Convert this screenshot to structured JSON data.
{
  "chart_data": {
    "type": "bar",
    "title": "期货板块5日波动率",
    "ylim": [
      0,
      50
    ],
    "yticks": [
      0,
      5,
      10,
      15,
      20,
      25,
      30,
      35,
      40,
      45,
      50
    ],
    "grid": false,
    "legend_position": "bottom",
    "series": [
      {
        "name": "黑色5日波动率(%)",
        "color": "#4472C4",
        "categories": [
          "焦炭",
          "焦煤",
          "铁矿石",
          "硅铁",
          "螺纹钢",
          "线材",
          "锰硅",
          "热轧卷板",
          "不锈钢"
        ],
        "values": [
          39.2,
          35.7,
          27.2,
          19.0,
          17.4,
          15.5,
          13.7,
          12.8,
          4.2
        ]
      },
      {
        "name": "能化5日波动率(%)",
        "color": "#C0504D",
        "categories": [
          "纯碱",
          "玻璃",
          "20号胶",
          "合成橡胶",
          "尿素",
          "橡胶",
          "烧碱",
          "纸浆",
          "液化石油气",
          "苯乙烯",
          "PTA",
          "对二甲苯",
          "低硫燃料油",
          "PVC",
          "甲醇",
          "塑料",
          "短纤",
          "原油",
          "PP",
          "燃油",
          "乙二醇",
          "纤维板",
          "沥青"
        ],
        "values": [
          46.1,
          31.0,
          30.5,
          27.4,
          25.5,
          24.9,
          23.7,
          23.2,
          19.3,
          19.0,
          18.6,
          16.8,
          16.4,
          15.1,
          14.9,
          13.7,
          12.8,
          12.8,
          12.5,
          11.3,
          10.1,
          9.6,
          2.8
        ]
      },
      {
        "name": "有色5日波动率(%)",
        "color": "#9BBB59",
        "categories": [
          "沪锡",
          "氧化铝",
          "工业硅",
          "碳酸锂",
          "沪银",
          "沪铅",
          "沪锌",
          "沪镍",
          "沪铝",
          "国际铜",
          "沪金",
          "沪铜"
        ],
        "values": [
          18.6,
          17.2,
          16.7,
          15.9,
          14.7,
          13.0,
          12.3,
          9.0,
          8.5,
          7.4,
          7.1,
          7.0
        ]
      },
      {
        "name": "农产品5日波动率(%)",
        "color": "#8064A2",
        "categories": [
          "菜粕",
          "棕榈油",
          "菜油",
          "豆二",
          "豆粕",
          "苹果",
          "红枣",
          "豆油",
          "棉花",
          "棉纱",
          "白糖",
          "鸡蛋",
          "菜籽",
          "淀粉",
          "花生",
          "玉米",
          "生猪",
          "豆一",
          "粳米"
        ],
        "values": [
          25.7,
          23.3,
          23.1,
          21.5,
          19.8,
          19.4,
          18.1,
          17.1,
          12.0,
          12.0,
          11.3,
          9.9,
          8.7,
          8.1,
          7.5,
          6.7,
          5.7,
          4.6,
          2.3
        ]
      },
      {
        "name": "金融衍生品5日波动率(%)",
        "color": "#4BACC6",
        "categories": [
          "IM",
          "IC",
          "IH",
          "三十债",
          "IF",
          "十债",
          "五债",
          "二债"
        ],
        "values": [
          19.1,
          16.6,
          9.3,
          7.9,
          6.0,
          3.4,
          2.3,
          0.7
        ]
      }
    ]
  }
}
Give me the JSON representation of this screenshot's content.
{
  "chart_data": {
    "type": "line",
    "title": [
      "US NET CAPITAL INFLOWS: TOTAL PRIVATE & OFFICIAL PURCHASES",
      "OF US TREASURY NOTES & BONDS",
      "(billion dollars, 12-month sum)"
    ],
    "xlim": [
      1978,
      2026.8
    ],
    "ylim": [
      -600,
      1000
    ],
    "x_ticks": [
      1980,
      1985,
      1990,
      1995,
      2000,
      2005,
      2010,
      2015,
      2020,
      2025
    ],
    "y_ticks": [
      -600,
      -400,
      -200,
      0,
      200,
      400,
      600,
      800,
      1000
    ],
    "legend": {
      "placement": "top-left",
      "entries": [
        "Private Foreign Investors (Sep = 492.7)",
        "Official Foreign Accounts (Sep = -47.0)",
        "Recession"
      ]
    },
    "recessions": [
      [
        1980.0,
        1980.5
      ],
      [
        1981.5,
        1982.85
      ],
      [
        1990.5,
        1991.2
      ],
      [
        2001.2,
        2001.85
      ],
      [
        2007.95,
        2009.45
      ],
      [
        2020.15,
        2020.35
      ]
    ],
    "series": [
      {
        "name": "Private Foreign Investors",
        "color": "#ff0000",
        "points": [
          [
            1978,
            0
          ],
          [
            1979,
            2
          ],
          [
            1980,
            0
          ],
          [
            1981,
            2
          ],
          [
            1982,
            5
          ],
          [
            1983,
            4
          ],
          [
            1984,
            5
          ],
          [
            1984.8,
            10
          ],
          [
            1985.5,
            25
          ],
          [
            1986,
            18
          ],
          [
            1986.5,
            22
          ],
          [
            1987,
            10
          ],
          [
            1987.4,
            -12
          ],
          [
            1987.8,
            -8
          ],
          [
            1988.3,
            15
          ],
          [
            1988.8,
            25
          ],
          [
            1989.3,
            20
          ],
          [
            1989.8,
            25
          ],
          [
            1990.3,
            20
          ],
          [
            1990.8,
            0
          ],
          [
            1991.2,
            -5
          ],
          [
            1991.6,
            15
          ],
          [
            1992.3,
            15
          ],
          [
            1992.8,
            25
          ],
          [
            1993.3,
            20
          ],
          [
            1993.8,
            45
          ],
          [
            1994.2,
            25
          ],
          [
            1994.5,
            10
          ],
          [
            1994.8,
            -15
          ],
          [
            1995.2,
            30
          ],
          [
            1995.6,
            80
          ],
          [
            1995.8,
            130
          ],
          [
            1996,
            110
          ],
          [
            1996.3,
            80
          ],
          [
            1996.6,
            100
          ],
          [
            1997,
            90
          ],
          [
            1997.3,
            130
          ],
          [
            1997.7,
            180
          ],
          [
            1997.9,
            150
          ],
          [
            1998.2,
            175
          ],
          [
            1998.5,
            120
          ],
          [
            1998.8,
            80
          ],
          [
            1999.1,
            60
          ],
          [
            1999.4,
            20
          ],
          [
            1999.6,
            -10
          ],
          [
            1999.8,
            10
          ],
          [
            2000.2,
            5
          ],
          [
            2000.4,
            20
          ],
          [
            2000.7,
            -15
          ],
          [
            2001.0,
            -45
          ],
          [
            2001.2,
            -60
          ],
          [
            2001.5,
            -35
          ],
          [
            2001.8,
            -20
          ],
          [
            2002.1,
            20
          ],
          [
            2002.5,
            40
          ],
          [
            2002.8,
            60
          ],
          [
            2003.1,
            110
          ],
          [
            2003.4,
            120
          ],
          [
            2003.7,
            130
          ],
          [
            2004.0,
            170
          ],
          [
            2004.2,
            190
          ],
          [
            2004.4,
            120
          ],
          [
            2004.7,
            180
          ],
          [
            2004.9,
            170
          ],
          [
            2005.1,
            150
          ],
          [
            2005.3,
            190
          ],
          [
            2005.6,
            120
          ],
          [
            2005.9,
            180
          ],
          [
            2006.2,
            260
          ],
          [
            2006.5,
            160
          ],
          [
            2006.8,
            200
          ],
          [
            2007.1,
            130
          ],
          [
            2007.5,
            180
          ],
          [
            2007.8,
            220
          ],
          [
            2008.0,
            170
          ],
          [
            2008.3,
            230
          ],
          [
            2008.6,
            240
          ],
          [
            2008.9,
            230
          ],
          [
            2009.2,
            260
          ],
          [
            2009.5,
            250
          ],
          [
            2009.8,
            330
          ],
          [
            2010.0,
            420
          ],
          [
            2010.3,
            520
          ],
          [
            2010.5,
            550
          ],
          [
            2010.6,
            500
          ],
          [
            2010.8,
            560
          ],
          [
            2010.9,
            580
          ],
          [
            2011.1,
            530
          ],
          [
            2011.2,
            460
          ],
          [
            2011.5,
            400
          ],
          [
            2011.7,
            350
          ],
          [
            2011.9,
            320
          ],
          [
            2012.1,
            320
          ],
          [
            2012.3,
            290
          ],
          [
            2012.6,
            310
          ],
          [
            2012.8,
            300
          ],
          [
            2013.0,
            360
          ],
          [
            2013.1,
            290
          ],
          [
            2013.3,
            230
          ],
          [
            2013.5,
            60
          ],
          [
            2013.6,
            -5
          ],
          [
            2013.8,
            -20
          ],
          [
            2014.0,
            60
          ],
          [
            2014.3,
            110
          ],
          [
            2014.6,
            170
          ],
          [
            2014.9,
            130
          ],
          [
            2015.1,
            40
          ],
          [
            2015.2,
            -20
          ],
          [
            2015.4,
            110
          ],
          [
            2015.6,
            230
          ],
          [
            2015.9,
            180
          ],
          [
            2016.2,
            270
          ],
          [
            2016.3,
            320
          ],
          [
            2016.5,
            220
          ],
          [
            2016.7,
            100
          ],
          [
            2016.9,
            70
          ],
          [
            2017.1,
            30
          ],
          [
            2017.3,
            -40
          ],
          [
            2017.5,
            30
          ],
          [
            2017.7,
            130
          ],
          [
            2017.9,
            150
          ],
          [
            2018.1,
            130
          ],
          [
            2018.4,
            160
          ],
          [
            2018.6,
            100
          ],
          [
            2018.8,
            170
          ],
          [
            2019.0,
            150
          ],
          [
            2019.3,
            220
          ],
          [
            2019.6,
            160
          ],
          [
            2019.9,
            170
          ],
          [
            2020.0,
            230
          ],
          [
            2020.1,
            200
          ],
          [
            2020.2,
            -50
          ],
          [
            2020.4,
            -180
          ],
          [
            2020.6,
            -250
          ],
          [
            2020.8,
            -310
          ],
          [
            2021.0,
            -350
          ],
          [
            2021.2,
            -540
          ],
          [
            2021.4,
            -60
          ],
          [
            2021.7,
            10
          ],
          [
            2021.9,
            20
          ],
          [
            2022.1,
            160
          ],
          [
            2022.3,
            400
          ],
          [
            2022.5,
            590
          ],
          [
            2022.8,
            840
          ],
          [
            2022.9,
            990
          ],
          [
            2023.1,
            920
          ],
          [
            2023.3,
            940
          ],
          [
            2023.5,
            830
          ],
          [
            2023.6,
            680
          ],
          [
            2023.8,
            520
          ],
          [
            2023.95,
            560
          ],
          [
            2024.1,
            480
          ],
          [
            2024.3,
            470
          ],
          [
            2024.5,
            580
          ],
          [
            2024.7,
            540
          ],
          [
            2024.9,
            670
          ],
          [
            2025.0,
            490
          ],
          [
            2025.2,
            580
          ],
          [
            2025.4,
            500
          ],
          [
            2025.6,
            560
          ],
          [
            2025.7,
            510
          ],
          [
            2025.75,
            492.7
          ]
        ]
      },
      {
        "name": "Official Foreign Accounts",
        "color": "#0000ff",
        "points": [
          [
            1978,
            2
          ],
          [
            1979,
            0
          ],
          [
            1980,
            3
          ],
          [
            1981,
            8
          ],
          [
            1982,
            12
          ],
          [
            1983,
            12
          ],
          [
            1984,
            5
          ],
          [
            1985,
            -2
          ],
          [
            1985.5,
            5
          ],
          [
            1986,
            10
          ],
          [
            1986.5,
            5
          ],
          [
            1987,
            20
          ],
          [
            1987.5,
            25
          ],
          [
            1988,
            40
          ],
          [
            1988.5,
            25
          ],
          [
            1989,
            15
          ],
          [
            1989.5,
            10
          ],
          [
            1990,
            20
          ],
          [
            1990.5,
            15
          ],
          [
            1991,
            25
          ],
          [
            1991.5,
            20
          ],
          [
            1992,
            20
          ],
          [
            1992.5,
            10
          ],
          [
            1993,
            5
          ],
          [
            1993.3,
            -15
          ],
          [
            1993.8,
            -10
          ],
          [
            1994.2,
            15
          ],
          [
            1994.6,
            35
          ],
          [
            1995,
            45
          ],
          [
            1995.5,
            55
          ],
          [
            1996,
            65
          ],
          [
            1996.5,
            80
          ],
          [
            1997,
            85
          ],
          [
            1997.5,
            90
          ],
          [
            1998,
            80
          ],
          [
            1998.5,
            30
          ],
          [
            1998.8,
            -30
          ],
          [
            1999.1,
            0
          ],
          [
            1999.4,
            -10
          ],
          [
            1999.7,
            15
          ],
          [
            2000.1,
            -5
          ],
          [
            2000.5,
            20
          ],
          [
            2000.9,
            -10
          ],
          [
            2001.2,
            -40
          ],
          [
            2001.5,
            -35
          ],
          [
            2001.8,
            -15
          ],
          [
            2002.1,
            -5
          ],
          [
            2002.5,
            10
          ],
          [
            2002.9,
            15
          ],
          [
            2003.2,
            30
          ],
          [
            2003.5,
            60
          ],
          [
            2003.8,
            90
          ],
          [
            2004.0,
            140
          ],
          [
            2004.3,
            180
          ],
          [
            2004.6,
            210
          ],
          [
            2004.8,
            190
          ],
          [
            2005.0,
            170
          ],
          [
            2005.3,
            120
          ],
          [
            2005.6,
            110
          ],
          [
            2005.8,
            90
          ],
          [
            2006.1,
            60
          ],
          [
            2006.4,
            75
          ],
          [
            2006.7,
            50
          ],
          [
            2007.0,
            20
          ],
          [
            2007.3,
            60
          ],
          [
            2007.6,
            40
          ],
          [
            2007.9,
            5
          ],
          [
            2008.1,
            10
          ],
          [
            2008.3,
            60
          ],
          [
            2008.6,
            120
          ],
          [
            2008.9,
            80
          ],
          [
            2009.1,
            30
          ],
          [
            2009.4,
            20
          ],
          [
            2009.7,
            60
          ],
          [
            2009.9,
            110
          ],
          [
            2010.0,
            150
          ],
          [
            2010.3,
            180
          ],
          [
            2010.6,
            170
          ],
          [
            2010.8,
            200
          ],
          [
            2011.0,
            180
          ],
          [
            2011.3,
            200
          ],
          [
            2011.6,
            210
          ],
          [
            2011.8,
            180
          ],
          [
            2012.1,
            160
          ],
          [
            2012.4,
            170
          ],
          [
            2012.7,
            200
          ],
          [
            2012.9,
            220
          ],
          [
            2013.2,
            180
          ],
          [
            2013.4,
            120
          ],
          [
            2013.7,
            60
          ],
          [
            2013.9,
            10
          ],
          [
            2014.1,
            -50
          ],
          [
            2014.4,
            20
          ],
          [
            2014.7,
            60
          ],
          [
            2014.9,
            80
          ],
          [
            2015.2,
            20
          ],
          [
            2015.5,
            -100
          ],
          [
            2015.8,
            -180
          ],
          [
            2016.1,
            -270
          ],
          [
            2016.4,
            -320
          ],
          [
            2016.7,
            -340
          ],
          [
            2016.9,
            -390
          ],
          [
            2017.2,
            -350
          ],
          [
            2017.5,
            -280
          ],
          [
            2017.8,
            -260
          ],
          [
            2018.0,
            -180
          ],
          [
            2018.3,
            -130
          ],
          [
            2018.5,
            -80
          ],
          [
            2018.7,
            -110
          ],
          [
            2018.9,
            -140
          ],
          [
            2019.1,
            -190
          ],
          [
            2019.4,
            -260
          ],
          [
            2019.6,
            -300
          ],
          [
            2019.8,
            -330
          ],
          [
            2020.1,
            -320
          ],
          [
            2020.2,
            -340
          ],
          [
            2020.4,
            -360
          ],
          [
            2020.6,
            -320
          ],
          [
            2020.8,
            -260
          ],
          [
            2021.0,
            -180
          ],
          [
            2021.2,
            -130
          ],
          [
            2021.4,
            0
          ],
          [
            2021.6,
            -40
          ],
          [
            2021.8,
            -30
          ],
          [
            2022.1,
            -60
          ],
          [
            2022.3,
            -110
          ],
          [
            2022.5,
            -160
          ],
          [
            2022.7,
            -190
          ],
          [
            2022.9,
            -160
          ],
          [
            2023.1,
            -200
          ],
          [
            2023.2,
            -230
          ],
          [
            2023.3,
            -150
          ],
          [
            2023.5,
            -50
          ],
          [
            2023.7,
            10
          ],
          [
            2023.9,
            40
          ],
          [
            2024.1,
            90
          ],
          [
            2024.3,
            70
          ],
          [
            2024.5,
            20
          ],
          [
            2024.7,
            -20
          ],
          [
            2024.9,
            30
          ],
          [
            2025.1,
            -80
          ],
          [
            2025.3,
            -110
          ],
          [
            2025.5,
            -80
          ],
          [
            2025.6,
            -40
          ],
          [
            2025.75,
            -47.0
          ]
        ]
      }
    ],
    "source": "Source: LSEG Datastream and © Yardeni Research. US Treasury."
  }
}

..............................

● Problem to solve: Which lines above hold the word "name"? Copy each of them.

● Correct result:
        "name": "黑色5日波动率(%)",
        "name": "能化5日波动率(%)",
        "name": "有色5日波动率(%)",
        "name": "农产品5日波动率(%)",
        "name": "金融衍生品5日波动率(%)",
        "name": "Private Foreign Investors",
        "name": "Official Foreign Accounts",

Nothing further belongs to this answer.